- What to produce -
Find how many lines of the listing below include the word "text", then report the number by itself.

[Saved entries]
%%
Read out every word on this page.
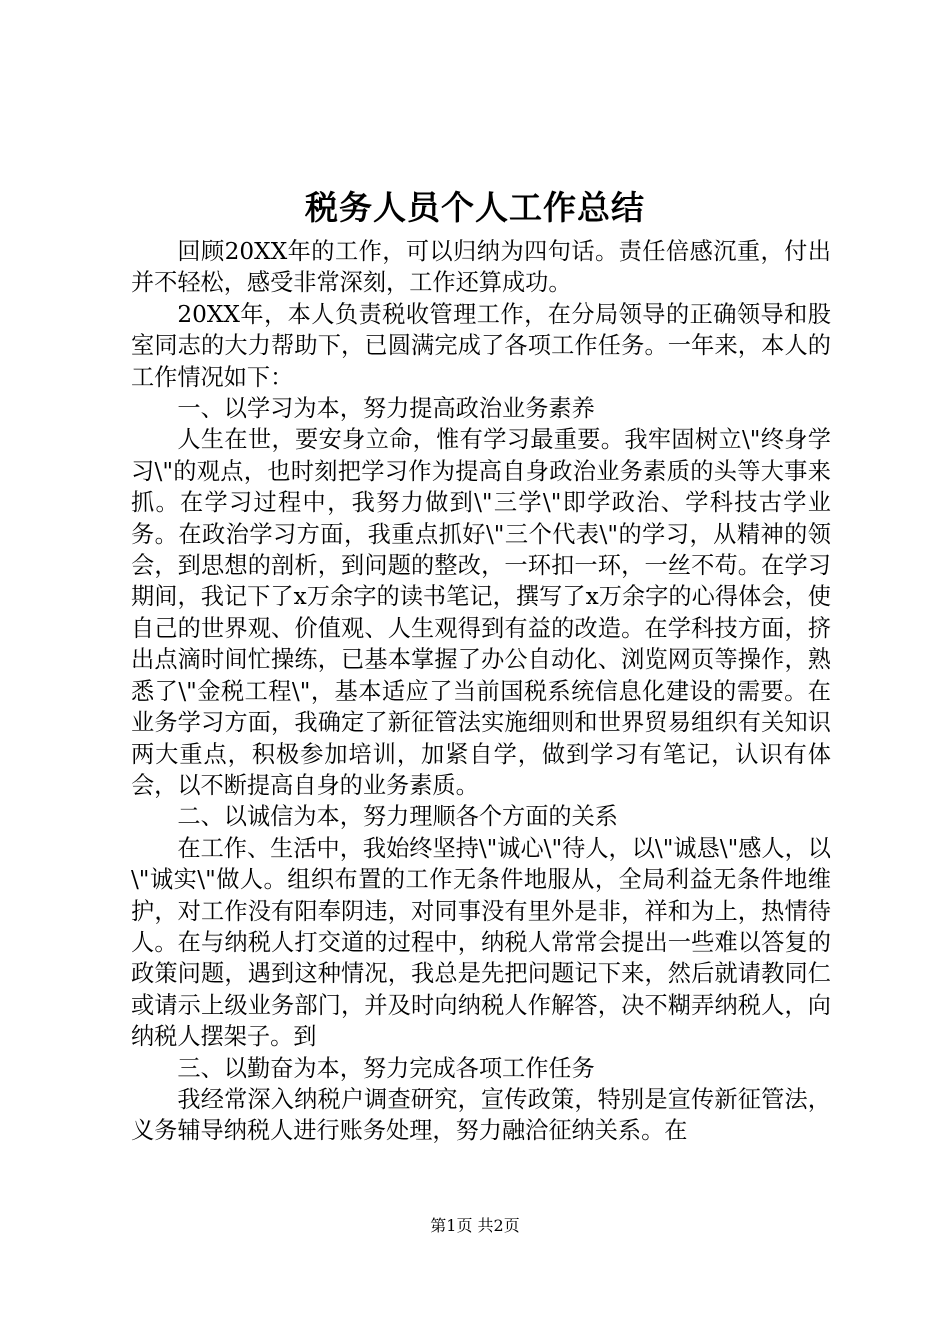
税务人员个人工作总结

回顾20XX年的工作，可以归纳为四句话。责任倍感沉重，付出并不轻松，感受非常深刻，工作还算成功。

20XX年，本人负责税收管理工作，在分局领导的正确领导和股室同志的大力帮助下，已圆满完成了各项工作任务。一年来，本人的工作情况如下：

一、以学习为本，努力提高政治业务素养

人生在世，要安身立命，惟有学习最重要。我牢固树立\"终身学习\"的观点，也时刻把学习作为提高自身政治业务素质的头等大事来抓。在学习过程中，我努力做到\"三学\"即学政治、学科技古学业务。在政治学习方面，我重点抓好\"三个代表\"的学习，从精神的领会，到思想的剖析，到问题的整改，一环扣一环，一丝不苟。在学习期间，我记下了x万余字的读书笔记，撰写了x万余字的心得体会，使自己的世界观、价值观、人生观得到有益的改造。在学科技方面，挤出点滴时间忙操练，已基本掌握了办公自动化、浏览网页等操作，熟悉了\"金税工程\"，基本适应了当前国税系统信息化建设的需要。在业务学习方面，我确定了新征管法实施细则和世界贸易组织有关知识两大重点，积极参加培训，加紧自学，做到学习有笔记，认识有体会，以不断提高自身的业务素质。

二、以诚信为本，努力理顺各个方面的关系

在工作、生活中，我始终坚持\"诚心\"待人，以\"诚恳\"感人，以\"诚实\"做人。组织布置的工作无条件地服从，全局利益无条件地维护，对工作没有阳奉阴违，对同事没有里外是非，祥和为上，热情待人。在与纳税人打交道的过程中，纳税人常常会提出一些难以答复的政策问题，遇到这种情况，我总是先把问题记下来，然后就请教同仁或请示上级业务部门，并及时向纳税人作解答，决不糊弄纳税人，向纳税人摆架子。到

三、以勤奋为本，努力完成各项工作任务

我经常深入纳税户调查研究，宣传政策，特别是宣传新征管法，义务辅导纳税人进行账务处理，努力融洽征纳关系。在

第1页 共2页
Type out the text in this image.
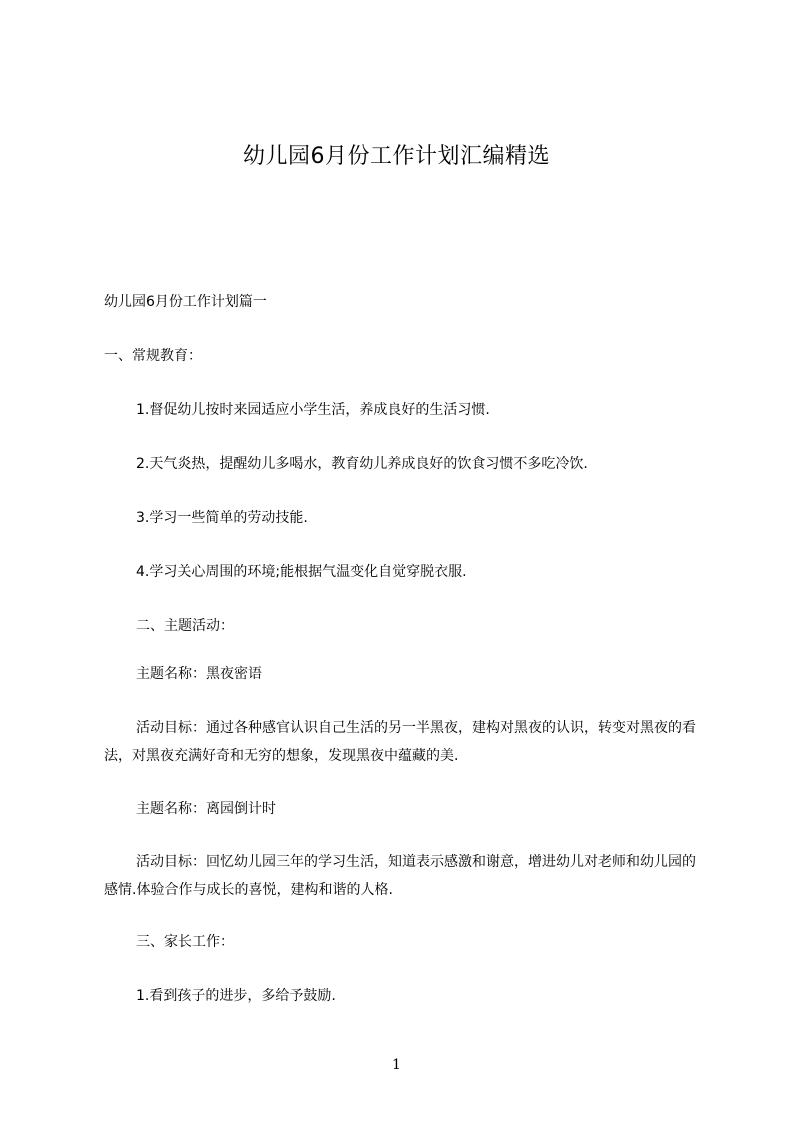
幼儿园6月份工作计划汇编精选

幼儿园6月份工作计划篇一

一、常规教育：

1.督促幼儿按时来园适应小学生活，养成良好的生活习惯.

2.天气炎热，提醒幼儿多喝水，教育幼儿养成良好的饮食习惯不多吃冷饮.

3.学习一些简单的劳动技能.

4.学习关心周围的环境;能根据气温变化自觉穿脱衣服.

二、主题活动：

主题名称：黑夜密语

活动目标：通过各种感官认识自己生活的另一半黑夜，建构对黑夜的认识，转变对黑夜的看法，对黑夜充满好奇和无穷的想象，发现黑夜中蕴藏的美.

主题名称：离园倒计时

活动目标：回忆幼儿园三年的学习生活，知道表示感激和谢意，增进幼儿对老师和幼儿园的感情.体验合作与成长的喜悦，建构和谐的人格.

三、家长工作：

1.看到孩子的进步，多给予鼓励.

1
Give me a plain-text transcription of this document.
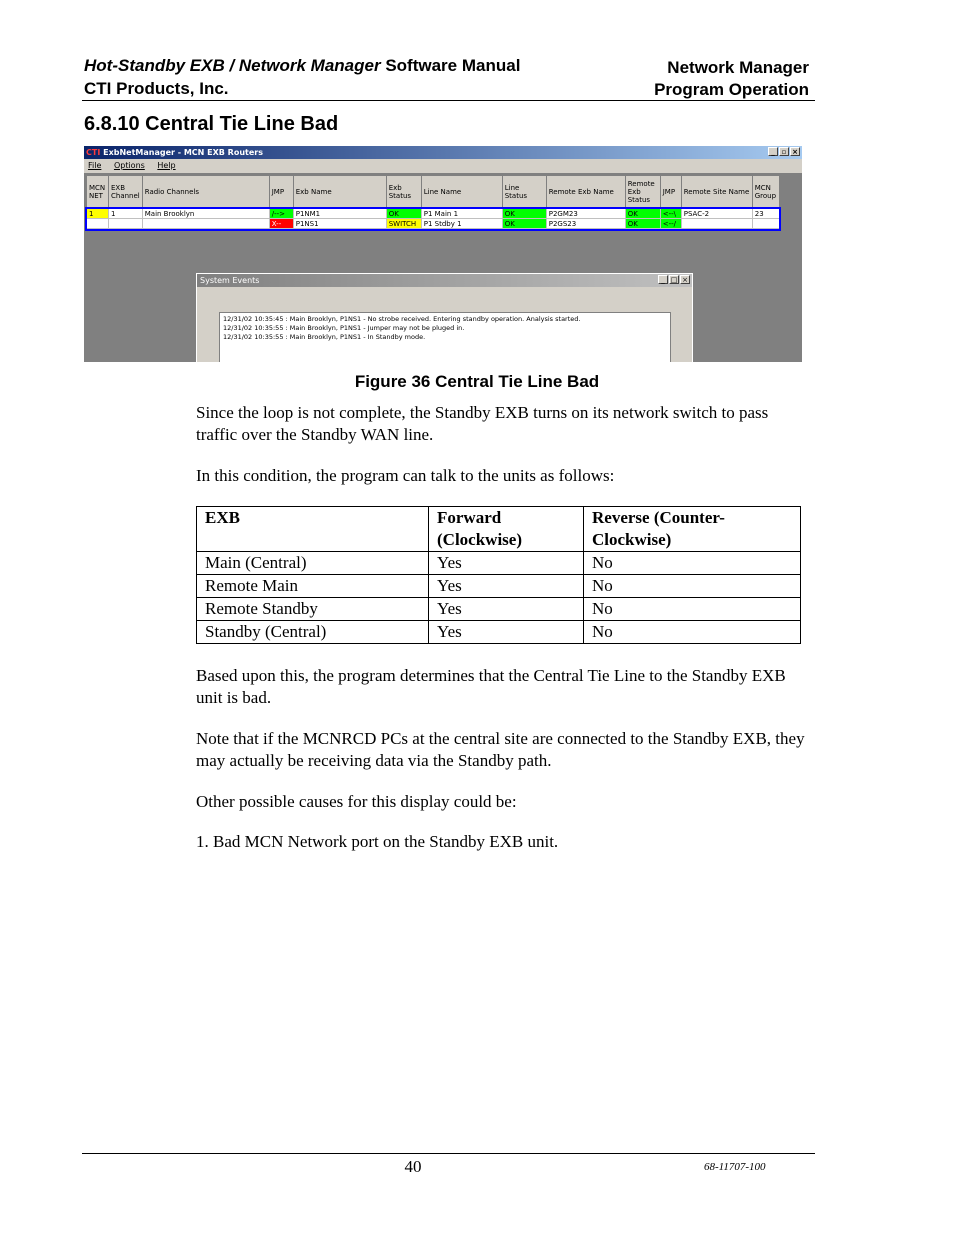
Hot-Standby EXB / Network Manager Software Manual
CTI Products, Inc.
Network Manager
Program Operation
6.8.10 Central Tie Line Bad
CTI ExbNetManager - MCN EXB Routers	_ ▫ ×
File Options Help
MCN NET	EXB Channel	Radio Channels	JMP	Exb Name	Exb Status	Line Name	Line Status	Remote Exb Name	Remote Exb Status	JMP	Remote Site Name	MCN Group
1	1	Main Brooklyn	/-->	P1NM1	OK	P1 Main 1	OK	P2GM23	OK	<--\	PSAC-2	23
			X--	P1NS1	SWITCH	P1 Stdby 1	OK	P2GS23	OK	<--/		
System Events	_ □ ×
12/31/02 10:35:45 : Main Brooklyn, P1NS1 - No strobe received. Entering standby operation. Analysis started.
12/31/02 10:35:55 : Main Brooklyn, P1NS1 - Jumper may not be pluged in.
12/31/02 10:35:55 : Main Brooklyn, P1NS1 - In Standby mode.
Figure 36 Central Tie Line Bad
Since the loop is not complete, the Standby EXB turns on its network switch to pass traffic over the Standby WAN line.
In this condition, the program can talk to the units as follows:
EXB	Forward (Clockwise)	Reverse (Counter-Clockwise)
Main (Central)	Yes	No
Remote Main	Yes	No
Remote Standby	Yes	No
Standby (Central)	Yes	No
Based upon this, the program determines that the Central Tie Line to the Standby EXB unit is bad.
Note that if the MCNRCD PCs at the central site are connected to the Standby EXB, they may actually be receiving data via the Standby path.
Other possible causes for this display could be:
1. Bad MCN Network port on the Standby EXB unit.
40	68-11707-100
%%
- Correct answer -
2